### About this exercise
If a line in the entries below includes "resting", show that line.

[Saved data entries]
┄┄┄┄┄┄┄┄┄┄
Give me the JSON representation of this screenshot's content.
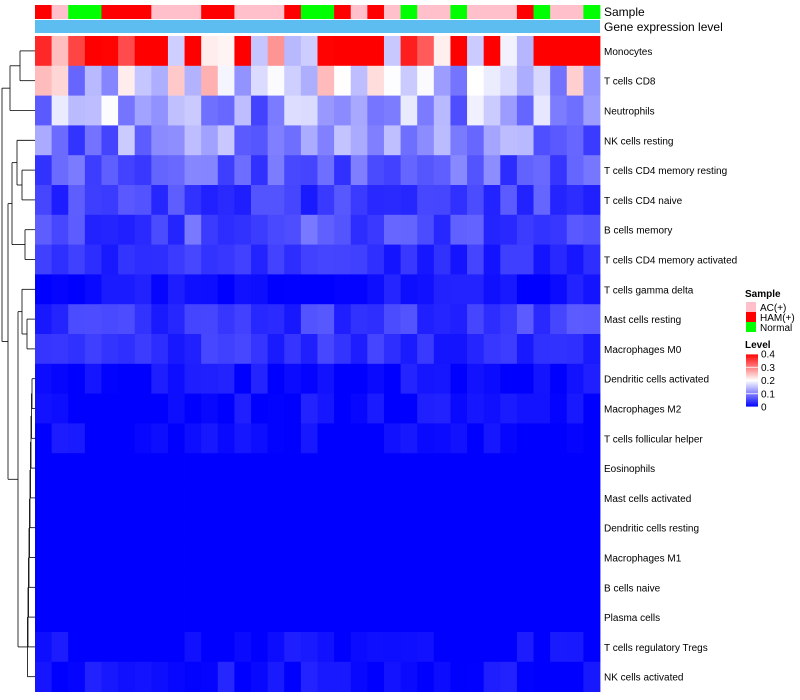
{
  "chart_data": {
    "type": "heatmap",
    "title": "",
    "annotation_tracks": [
      "Sample",
      "Gene expression level"
    ],
    "row_labels": [
      "Monocytes",
      "T cells CD8",
      "Neutrophils",
      "NK cells resting",
      "T cells CD4 memory resting",
      "T cells CD4 naive",
      "B cells memory",
      "T cells CD4 memory activated",
      "T cells gamma delta",
      "Mast cells resting",
      "Macrophages M0",
      "Dendritic cells activated",
      "Macrophages M2",
      "T cells follicular helper",
      "Eosinophils",
      "Mast cells activated",
      "Dendritic cells resting",
      "Macrophages M1",
      "B cells naive",
      "Plasma cells",
      "T cells regulatory  Tregs",
      "NK cells activated"
    ],
    "n_columns": 34,
    "sample_groups": [
      "HAM(+)",
      "AC(+)",
      "Normal",
      "Normal",
      "HAM(+)",
      "HAM(+)",
      "HAM(+)",
      "AC(+)",
      "AC(+)",
      "AC(+)",
      "HAM(+)",
      "HAM(+)",
      "AC(+)",
      "AC(+)",
      "AC(+)",
      "HAM(+)",
      "Normal",
      "Normal",
      "HAM(+)",
      "AC(+)",
      "HAM(+)",
      "AC(+)",
      "Normal",
      "AC(+)",
      "AC(+)",
      "Normal",
      "AC(+)",
      "AC(+)",
      "AC(+)",
      "HAM(+)",
      "Normal",
      "AC(+)",
      "AC(+)",
      "Normal"
    ],
    "approx_row_mean_level": [
      0.33,
      0.18,
      0.13,
      0.1,
      0.07,
      0.05,
      0.06,
      0.035,
      0.01,
      0.045,
      0.035,
      0.01,
      0.008,
      0.003,
      0.0,
      0.0,
      0.0,
      0.0,
      0.0,
      0.0,
      0.004,
      0.01
    ],
    "legend": {
      "sample": {
        "title": "Sample",
        "entries": [
          {
            "label": "AC(+)",
            "color": "#ffc0cb"
          },
          {
            "label": "HAM(+)",
            "color": "#ff0000"
          },
          {
            "label": "Normal",
            "color": "#00ff00"
          }
        ]
      },
      "level": {
        "title": "Level",
        "range": [
          0,
          0.4
        ],
        "ticks": [
          0.4,
          0.3,
          0.2,
          0.1,
          0
        ],
        "tick_labels": [
          "0.4",
          "0.3",
          "0.2",
          "0.1",
          "0"
        ],
        "colors": {
          "low": "#0000ff",
          "mid": "#ffffff",
          "high": "#ff0000"
        }
      }
    },
    "gene_expression_bar_color": "#5ebdf0"
  }
}
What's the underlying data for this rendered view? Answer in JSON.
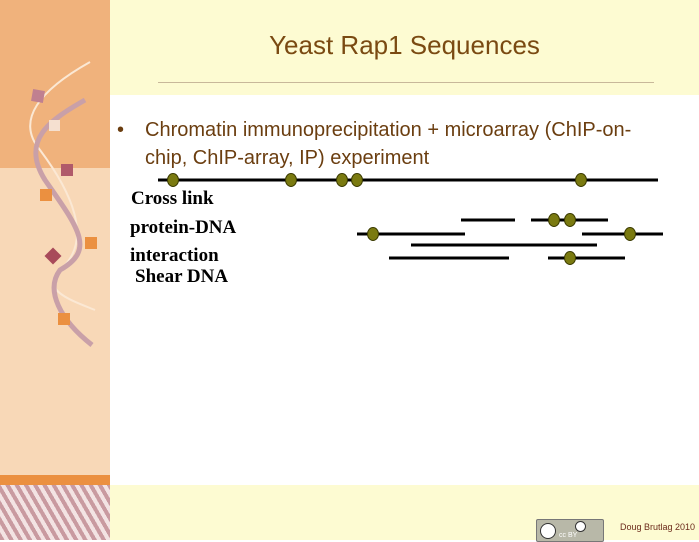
{
  "slide": {
    "title": "Yeast Rap1 Sequences",
    "bullet": "Chromatin immunoprecipitation + microarray (ChIP-on-chip, ChIP-array, IP) experiment",
    "labels": [
      "Cross link",
      "protein-DNA",
      "interaction",
      "Shear DNA"
    ],
    "footer": {
      "credit": "Doug Brutlag 2010",
      "license_badge": "cc BY",
      "license_icon": "creative-commons-icon"
    }
  },
  "colors": {
    "title": "#7a4a12",
    "dot": "#7a7a10",
    "panel": "#f0b27c"
  }
}
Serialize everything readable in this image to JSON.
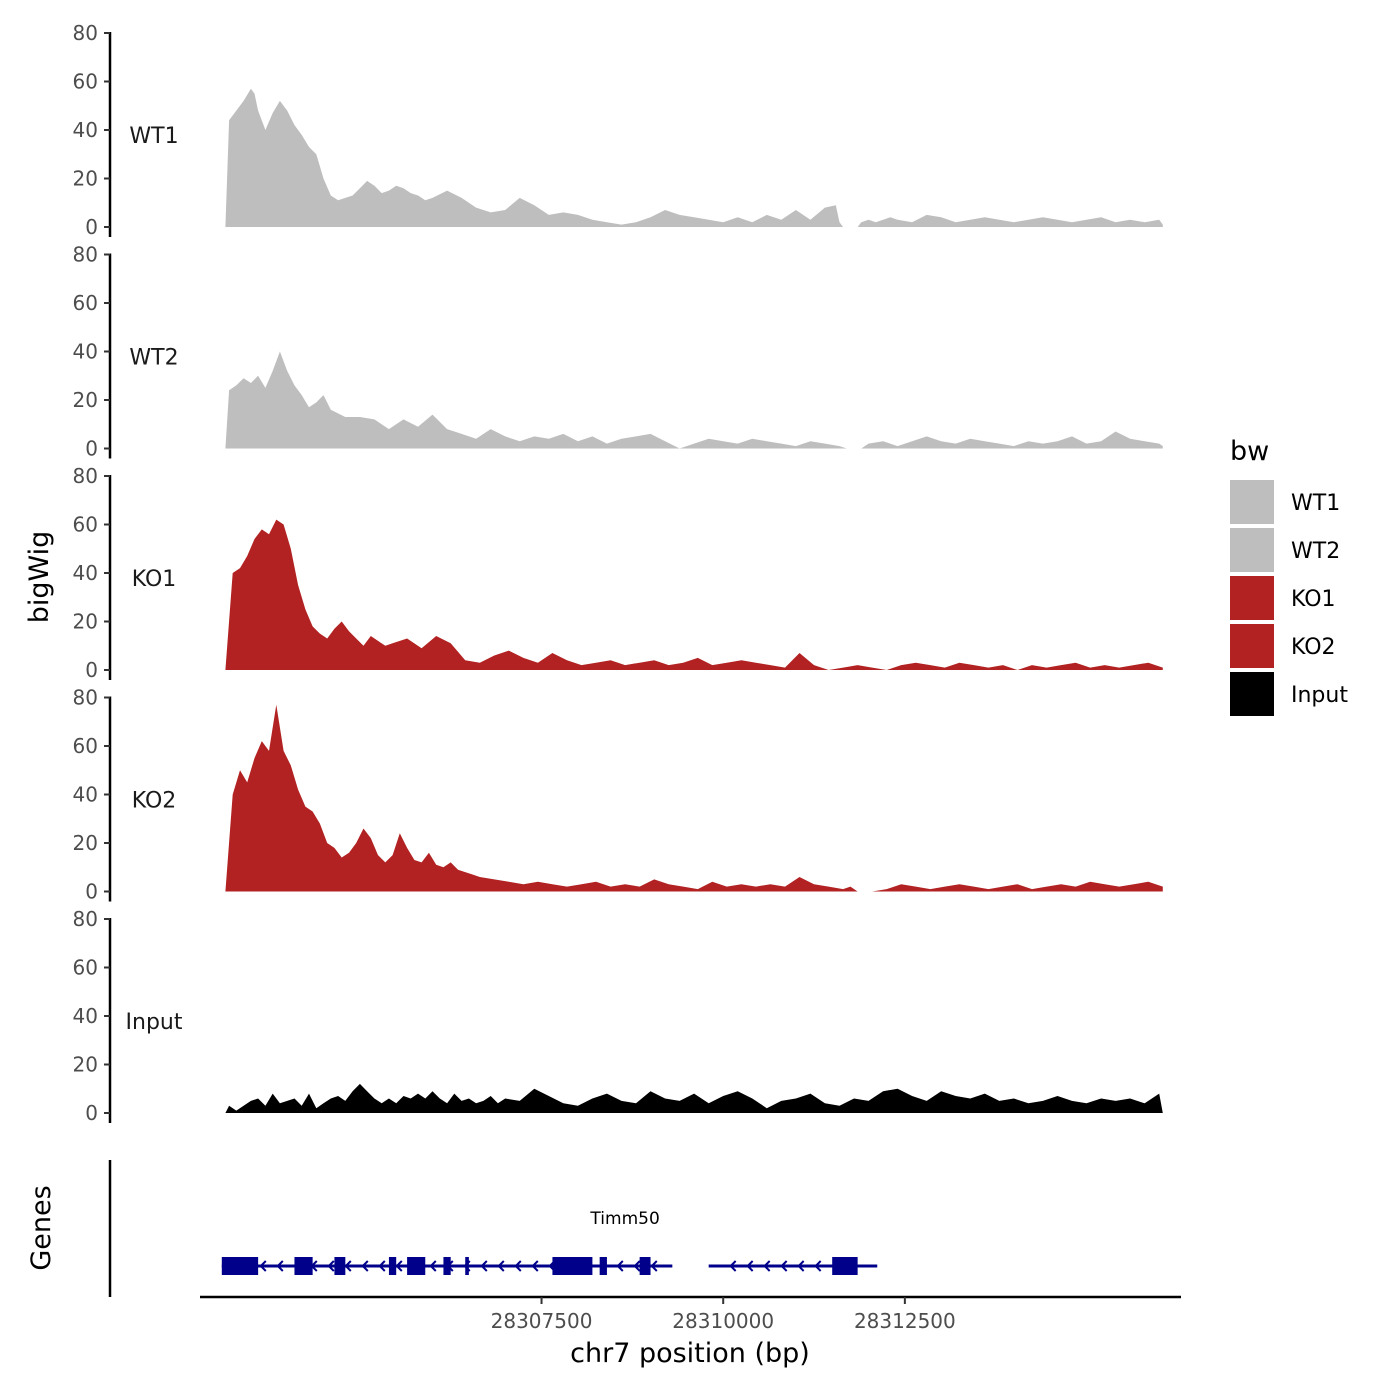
{
  "chart_data": {
    "type": "area",
    "y_axis_title": "bigWig",
    "genes_axis_title": "Genes",
    "x_axis_title": "chr7 position (bp)",
    "xlim": [
      28302800,
      28316300
    ],
    "x_ticks": [
      28307500,
      28310000,
      28312500
    ],
    "x_tick_labels": [
      "28307500",
      "28310000",
      "28312500"
    ],
    "ylim": [
      0,
      80
    ],
    "y_ticks": [
      0,
      20,
      40,
      60,
      80
    ],
    "y_tick_labels": [
      "0",
      "20",
      "40",
      "60",
      "80"
    ],
    "colors": {
      "WT1": "#bebebe",
      "WT2": "#bebebe",
      "KO1": "#b22222",
      "KO2": "#b22222",
      "Input": "#000000",
      "gene": "#00008b"
    },
    "tracks": [
      {
        "name": "WT1",
        "color": "#bebebe",
        "x": [
          28303150,
          28303200,
          28303300,
          28303400,
          28303500,
          28303550,
          28303600,
          28303700,
          28303800,
          28303900,
          28304000,
          28304100,
          28304200,
          28304300,
          28304400,
          28304500,
          28304600,
          28304700,
          28304800,
          28304900,
          28305000,
          28305100,
          28305200,
          28305300,
          28305400,
          28305500,
          28305600,
          28305700,
          28305800,
          28305900,
          28306000,
          28306200,
          28306400,
          28306600,
          28306800,
          28307000,
          28307200,
          28307400,
          28307600,
          28307800,
          28308000,
          28308200,
          28308400,
          28308600,
          28308800,
          28309000,
          28309200,
          28309400,
          28309600,
          28309800,
          28310000,
          28310200,
          28310400,
          28310600,
          28310800,
          28311000,
          28311200,
          28311400,
          28311550,
          28311600,
          28311650,
          28311700,
          28311800,
          28311850,
          28311900,
          28312000,
          28312100,
          28312200,
          28312300,
          28312400,
          28312600,
          28312800,
          28313000,
          28313200,
          28313400,
          28313600,
          28313800,
          28314000,
          28314200,
          28314400,
          28314600,
          28314800,
          28315000,
          28315200,
          28315400,
          28315600,
          28315800,
          28316000,
          28316050
        ],
        "y": [
          0,
          44,
          48,
          52,
          57,
          55,
          48,
          40,
          47,
          52,
          48,
          42,
          38,
          33,
          30,
          20,
          13,
          11,
          12,
          13,
          16,
          19,
          17,
          14,
          15,
          17,
          16,
          14,
          13,
          11,
          12,
          15,
          12,
          8,
          6,
          7,
          12,
          9,
          5,
          6,
          5,
          3,
          2,
          1,
          2,
          4,
          7,
          5,
          4,
          3,
          2,
          4,
          2,
          5,
          3,
          7,
          3,
          8,
          9,
          2,
          0,
          0,
          0,
          0,
          2,
          3,
          2,
          3,
          4,
          3,
          2,
          5,
          4,
          2,
          3,
          4,
          3,
          2,
          3,
          4,
          3,
          2,
          3,
          4,
          2,
          3,
          2,
          3,
          1
        ]
      },
      {
        "name": "WT2",
        "color": "#bebebe",
        "x": [
          28303150,
          28303200,
          28303300,
          28303400,
          28303500,
          28303600,
          28303700,
          28303800,
          28303900,
          28304000,
          28304100,
          28304200,
          28304300,
          28304400,
          28304500,
          28304600,
          28304800,
          28305000,
          28305200,
          28305400,
          28305600,
          28305800,
          28306000,
          28306200,
          28306400,
          28306600,
          28306800,
          28307000,
          28307200,
          28307400,
          28307600,
          28307800,
          28308000,
          28308200,
          28308400,
          28308600,
          28308800,
          28309000,
          28309200,
          28309400,
          28309600,
          28309800,
          28310000,
          28310200,
          28310400,
          28310600,
          28310800,
          28311000,
          28311200,
          28311400,
          28311600,
          28311700,
          28311800,
          28311900,
          28312000,
          28312200,
          28312400,
          28312600,
          28312800,
          28313000,
          28313200,
          28313400,
          28313600,
          28313800,
          28314000,
          28314200,
          28314400,
          28314600,
          28314800,
          28315000,
          28315200,
          28315400,
          28315600,
          28315800,
          28316000,
          28316050
        ],
        "y": [
          0,
          24,
          26,
          29,
          27,
          30,
          25,
          32,
          40,
          32,
          26,
          22,
          17,
          19,
          22,
          16,
          13,
          13,
          12,
          8,
          12,
          9,
          14,
          8,
          6,
          4,
          8,
          5,
          3,
          5,
          4,
          6,
          3,
          5,
          2,
          4,
          5,
          6,
          3,
          0,
          2,
          4,
          3,
          2,
          4,
          3,
          2,
          1,
          3,
          2,
          1,
          0,
          0,
          0,
          2,
          3,
          1,
          3,
          5,
          3,
          2,
          4,
          3,
          2,
          1,
          3,
          2,
          3,
          5,
          2,
          3,
          7,
          4,
          3,
          2,
          1
        ]
      },
      {
        "name": "KO1",
        "color": "#b22222",
        "x": [
          28303150,
          28303250,
          28303350,
          28303450,
          28303550,
          28303650,
          28303750,
          28303850,
          28303950,
          28304050,
          28304150,
          28304250,
          28304350,
          28304450,
          28304550,
          28304650,
          28304750,
          28304850,
          28304950,
          28305050,
          28305150,
          28305250,
          28305350,
          28305450,
          28305650,
          28305850,
          28306050,
          28306250,
          28306450,
          28306650,
          28306850,
          28307050,
          28307250,
          28307450,
          28307650,
          28307850,
          28308050,
          28308250,
          28308450,
          28308650,
          28308850,
          28309050,
          28309250,
          28309450,
          28309650,
          28309850,
          28310050,
          28310250,
          28310450,
          28310650,
          28310850,
          28311050,
          28311250,
          28311450,
          28311650,
          28311850,
          28312050,
          28312250,
          28312450,
          28312650,
          28312850,
          28313050,
          28313250,
          28313450,
          28313650,
          28313850,
          28314050,
          28314250,
          28314450,
          28314650,
          28314850,
          28315050,
          28315250,
          28315450,
          28315650,
          28315850,
          28316050
        ],
        "y": [
          0,
          40,
          42,
          47,
          54,
          58,
          56,
          62,
          60,
          50,
          35,
          25,
          18,
          15,
          13,
          17,
          20,
          16,
          13,
          10,
          14,
          12,
          10,
          11,
          13,
          9,
          14,
          11,
          4,
          3,
          6,
          8,
          5,
          3,
          7,
          4,
          2,
          3,
          4,
          2,
          3,
          4,
          2,
          3,
          5,
          2,
          3,
          4,
          3,
          2,
          1,
          7,
          2,
          0,
          1,
          2,
          1,
          0,
          2,
          3,
          2,
          1,
          3,
          2,
          1,
          2,
          0,
          2,
          1,
          2,
          3,
          1,
          2,
          1,
          2,
          3,
          1
        ]
      },
      {
        "name": "KO2",
        "color": "#b22222",
        "x": [
          28303150,
          28303250,
          28303350,
          28303450,
          28303550,
          28303650,
          28303750,
          28303850,
          28303950,
          28304050,
          28304150,
          28304250,
          28304350,
          28304450,
          28304550,
          28304650,
          28304750,
          28304850,
          28304950,
          28305050,
          28305150,
          28305250,
          28305350,
          28305450,
          28305550,
          28305650,
          28305750,
          28305850,
          28305950,
          28306050,
          28306150,
          28306250,
          28306350,
          28306450,
          28306550,
          28306650,
          28306850,
          28307050,
          28307250,
          28307450,
          28307650,
          28307850,
          28308050,
          28308250,
          28308450,
          28308650,
          28308850,
          28309050,
          28309250,
          28309450,
          28309650,
          28309850,
          28310050,
          28310250,
          28310450,
          28310650,
          28310850,
          28311050,
          28311250,
          28311450,
          28311650,
          28311750,
          28311850,
          28311950,
          28312050,
          28312250,
          28312450,
          28312650,
          28312850,
          28313050,
          28313250,
          28313450,
          28313650,
          28313850,
          28314050,
          28314250,
          28314450,
          28314650,
          28314850,
          28315050,
          28315250,
          28315450,
          28315650,
          28315850,
          28316050
        ],
        "y": [
          0,
          40,
          50,
          45,
          55,
          62,
          58,
          77,
          58,
          52,
          42,
          35,
          33,
          28,
          20,
          18,
          14,
          16,
          20,
          26,
          22,
          15,
          12,
          15,
          24,
          18,
          13,
          12,
          16,
          11,
          10,
          12,
          9,
          8,
          7,
          6,
          5,
          4,
          3,
          4,
          3,
          2,
          3,
          4,
          2,
          3,
          2,
          5,
          3,
          2,
          1,
          4,
          2,
          3,
          2,
          3,
          2,
          6,
          3,
          2,
          1,
          2,
          0,
          0,
          0,
          1,
          3,
          2,
          1,
          2,
          3,
          2,
          1,
          2,
          3,
          1,
          2,
          3,
          2,
          4,
          3,
          2,
          3,
          4,
          2
        ]
      },
      {
        "name": "Input",
        "color": "#000000",
        "x": [
          28303150,
          28303200,
          28303300,
          28303400,
          28303500,
          28303600,
          28303700,
          28303800,
          28303900,
          28304000,
          28304100,
          28304200,
          28304300,
          28304400,
          28304500,
          28304600,
          28304700,
          28304800,
          28304900,
          28305000,
          28305100,
          28305200,
          28305300,
          28305400,
          28305500,
          28305600,
          28305700,
          28305800,
          28305900,
          28306000,
          28306100,
          28306200,
          28306300,
          28306400,
          28306500,
          28306600,
          28306700,
          28306800,
          28306900,
          28307000,
          28307200,
          28307400,
          28307600,
          28307800,
          28308000,
          28308200,
          28308400,
          28308600,
          28308800,
          28309000,
          28309200,
          28309400,
          28309600,
          28309800,
          28310000,
          28310200,
          28310400,
          28310600,
          28310800,
          28311000,
          28311200,
          28311400,
          28311600,
          28311800,
          28312000,
          28312200,
          28312400,
          28312600,
          28312800,
          28313000,
          28313200,
          28313400,
          28313600,
          28313800,
          28314000,
          28314200,
          28314400,
          28314600,
          28314800,
          28315000,
          28315200,
          28315400,
          28315600,
          28315800,
          28316000,
          28316050
        ],
        "y": [
          0,
          3,
          1,
          3,
          5,
          6,
          3,
          8,
          4,
          5,
          6,
          3,
          8,
          2,
          4,
          6,
          7,
          5,
          9,
          12,
          9,
          6,
          4,
          6,
          4,
          7,
          6,
          8,
          6,
          9,
          6,
          4,
          8,
          5,
          6,
          4,
          5,
          7,
          4,
          6,
          5,
          10,
          7,
          4,
          3,
          6,
          8,
          5,
          4,
          9,
          6,
          5,
          8,
          4,
          7,
          9,
          6,
          2,
          5,
          6,
          8,
          4,
          3,
          6,
          5,
          9,
          10,
          7,
          5,
          9,
          7,
          6,
          8,
          5,
          6,
          4,
          5,
          7,
          5,
          4,
          6,
          5,
          6,
          4,
          8,
          0
        ]
      }
    ],
    "gene": {
      "name": "Timm50",
      "label_x": 28308650,
      "start": 28303100,
      "end": 28309300,
      "strand": "-",
      "line_segments": [
        [
          28303100,
          28309300
        ],
        [
          28309800,
          28312120
        ]
      ],
      "exons": [
        [
          28303100,
          28303600
        ],
        [
          28304100,
          28304350
        ],
        [
          28304650,
          28304800
        ],
        [
          28305400,
          28305500
        ],
        [
          28305650,
          28305900
        ],
        [
          28306150,
          28306250
        ],
        [
          28306450,
          28306500
        ],
        [
          28307650,
          28308200
        ],
        [
          28308300,
          28308400
        ],
        [
          28308850,
          28309000
        ],
        [
          28311500,
          28311850
        ]
      ]
    }
  },
  "legend": {
    "title": "bw",
    "items": [
      {
        "label": "WT1",
        "color": "#bebebe"
      },
      {
        "label": "WT2",
        "color": "#bebebe"
      },
      {
        "label": "KO1",
        "color": "#b22222"
      },
      {
        "label": "KO2",
        "color": "#b22222"
      },
      {
        "label": "Input",
        "color": "#000000"
      }
    ]
  }
}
┄┄┄┄┄┄┄┄┄┄
### Response area
      "NK cells resting",
      "T cells CD4 memory resting",
      "Mast cells resting",
      "Dendritic cells resting",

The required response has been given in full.